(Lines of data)

· · · ·

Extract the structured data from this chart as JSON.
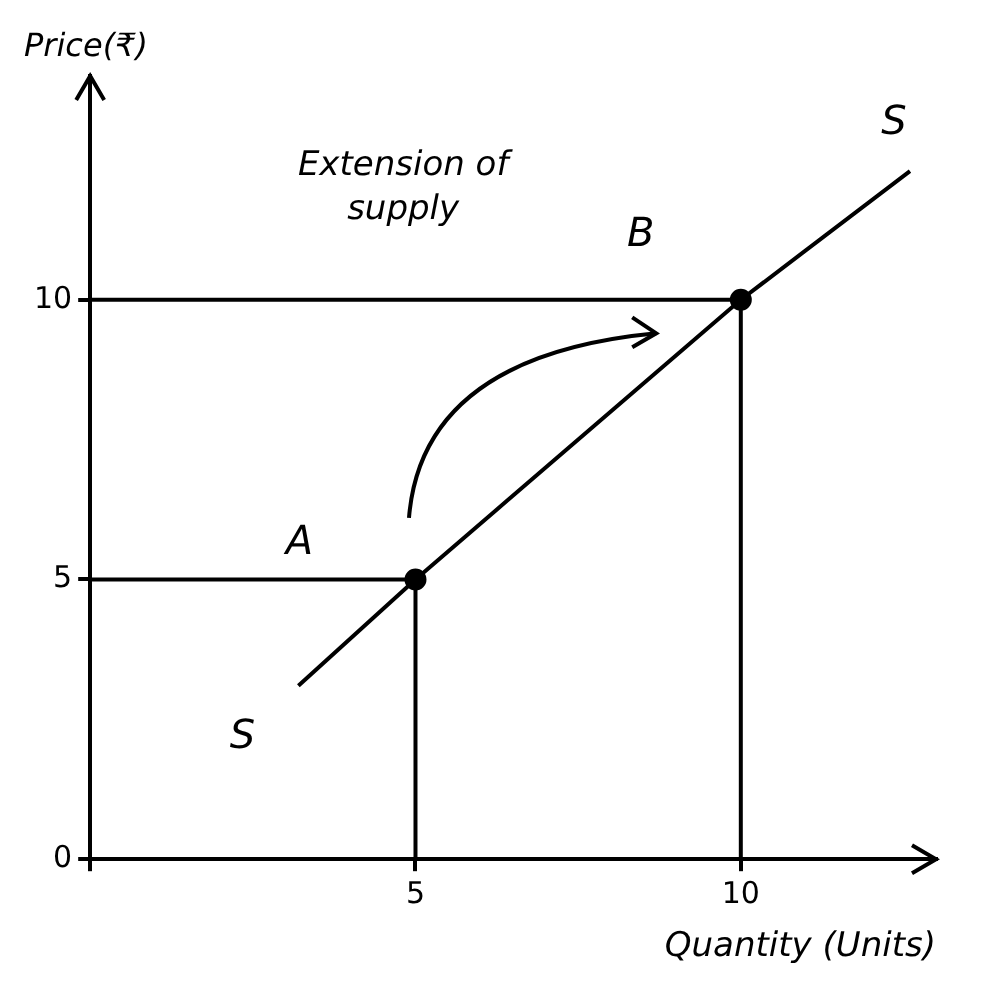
{
  "chart_data": {
    "type": "line",
    "xlabel": "Quantity (Units)",
    "ylabel": "Price(₹)",
    "xlim": [
      0,
      13
    ],
    "ylim": [
      0,
      14
    ],
    "xticks": [
      {
        "value": 0,
        "label": null
      },
      5,
      10
    ],
    "yticks": [
      0,
      5,
      10
    ],
    "grid": false,
    "legend": false,
    "series": [
      {
        "color": "#000000",
        "x": [
          3.2,
          5,
          10,
          12.6
        ],
        "values": [
          3.1,
          5,
          10,
          12.3
        ],
        "marker": "none"
      },
      {
        "color": "#000000",
        "x": [
          0,
          5,
          5
        ],
        "values": [
          5,
          5,
          0
        ],
        "marker": "none"
      },
      {
        "color": "#000000",
        "x": [
          0,
          10,
          10
        ],
        "values": [
          10,
          10,
          0
        ],
        "marker": "none"
      },
      {
        "type": "scatter",
        "color": "#000000",
        "x": [
          5,
          10
        ],
        "values": [
          5,
          10
        ],
        "marker": "circle"
      }
    ],
    "annotations": [
      "Extension of supply",
      {
        "text": "A",
        "x": 5,
        "y": 5
      },
      {
        "text": "B",
        "x": 10,
        "y": 10
      },
      {
        "text": "S",
        "x": 3.2,
        "y": 3.1
      },
      {
        "text": "S",
        "x": 12.6,
        "y": 12.3
      }
    ]
  }
}
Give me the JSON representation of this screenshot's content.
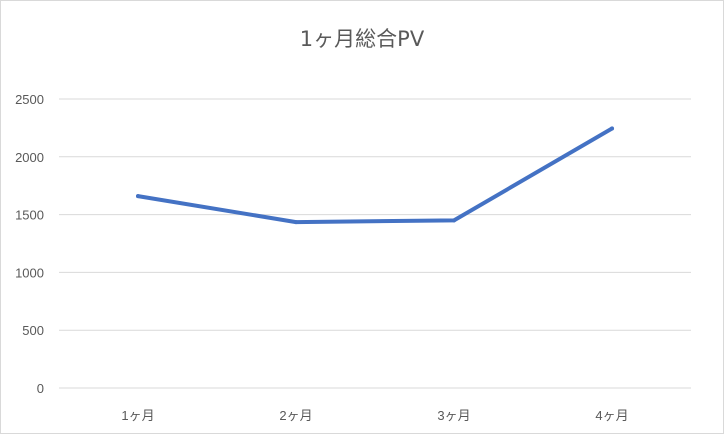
{
  "chart_data": {
    "type": "line",
    "title": "1ヶ月総合PV",
    "xlabel": "",
    "ylabel": "",
    "categories": [
      "1ヶ月",
      "2ヶ月",
      "3ヶ月",
      "4ヶ月"
    ],
    "series": [
      {
        "values": [
          1660,
          1435,
          1450,
          2245
        ],
        "color": "#4472c4"
      }
    ],
    "ylim": [
      0,
      2500
    ],
    "yticks": [
      0,
      500,
      1000,
      1500,
      2000,
      2500
    ],
    "grid": true,
    "legend": "none"
  }
}
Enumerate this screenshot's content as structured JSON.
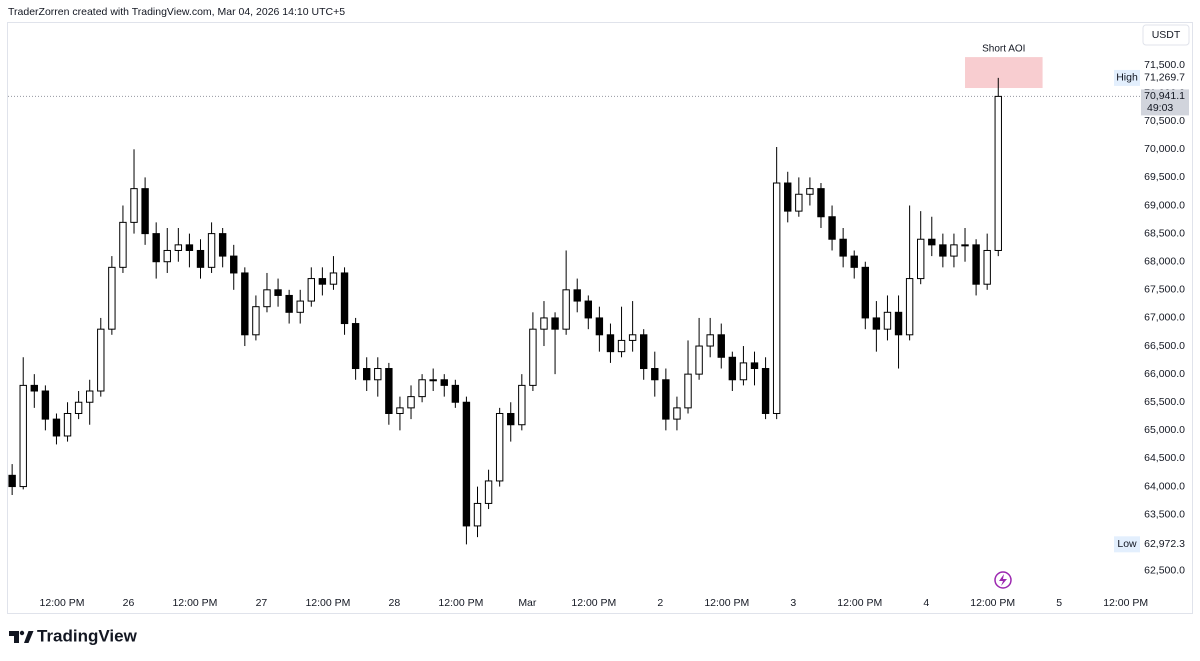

· · · ·

Print all of the entries word for word. Omit the pictures they contain.

_Correct output_
Extract the structured data from this chart as JSON.
{
  "chart_data": {
    "type": "line",
    "xlabel": "Quantity (Units)",
    "ylabel": "Price(₹)",
    "xlim": [
      0,
      13
    ],
    "ylim": [
      0,
      14
    ],
    "xticks": [
      {
        "value": 0,
        "label": null
      },
      5,
      10
    ],
    "yticks": [
      0,
      5,
      10
    ],
    "grid": false,
    "legend": false,
    "series": [
      {
        "color": "#000000",
        "x": [
          3.2,
          5,
          10,
          12.6
        ],
        "values": [
          3.1,
          5,
          10,
          12.3
        ],
        "marker": "none"
      },
      {
        "color": "#000000",
        "x": [
          0,
          5,
          5
        ],
        "values": [
          5,
          5,
          0
        ],
        "marker": "none"
      },
      {
        "color": "#000000",
        "x": [
          0,
          10,
          10
        ],
        "values": [
          10,
          10,
          0
        ],
        "marker": "none"
      },
      {
        "type": "scatter",
        "color": "#000000",
        "x": [
          5,
          10
        ],
        "values": [
          5,
          10
        ],
        "marker": "circle"
      }
    ],
    "annotations": [
      "Extension of supply",
      {
        "text": "A",
        "x": 5,
        "y": 5
      },
      {
        "text": "B",
        "x": 10,
        "y": 10
      },
      {
        "text": "S",
        "x": 3.2,
        "y": 3.1
      },
      {
        "text": "S",
        "x": 12.6,
        "y": 12.3
      }
    ]
  }
}
Give me the JSON representation of this screenshot's content.
{
  "chart_data": {
    "type": "line",
    "title": "1ヶ月総合PV",
    "xlabel": "",
    "ylabel": "",
    "categories": [
      "1ヶ月",
      "2ヶ月",
      "3ヶ月",
      "4ヶ月"
    ],
    "series": [
      {
        "values": [
          1660,
          1435,
          1450,
          2245
        ],
        "color": "#4472c4"
      }
    ],
    "ylim": [
      0,
      2500
    ],
    "yticks": [
      0,
      500,
      1000,
      1500,
      2000,
      2500
    ],
    "grid": true,
    "legend": "none"
  }
}
Enumerate this screenshot's content as structured JSON.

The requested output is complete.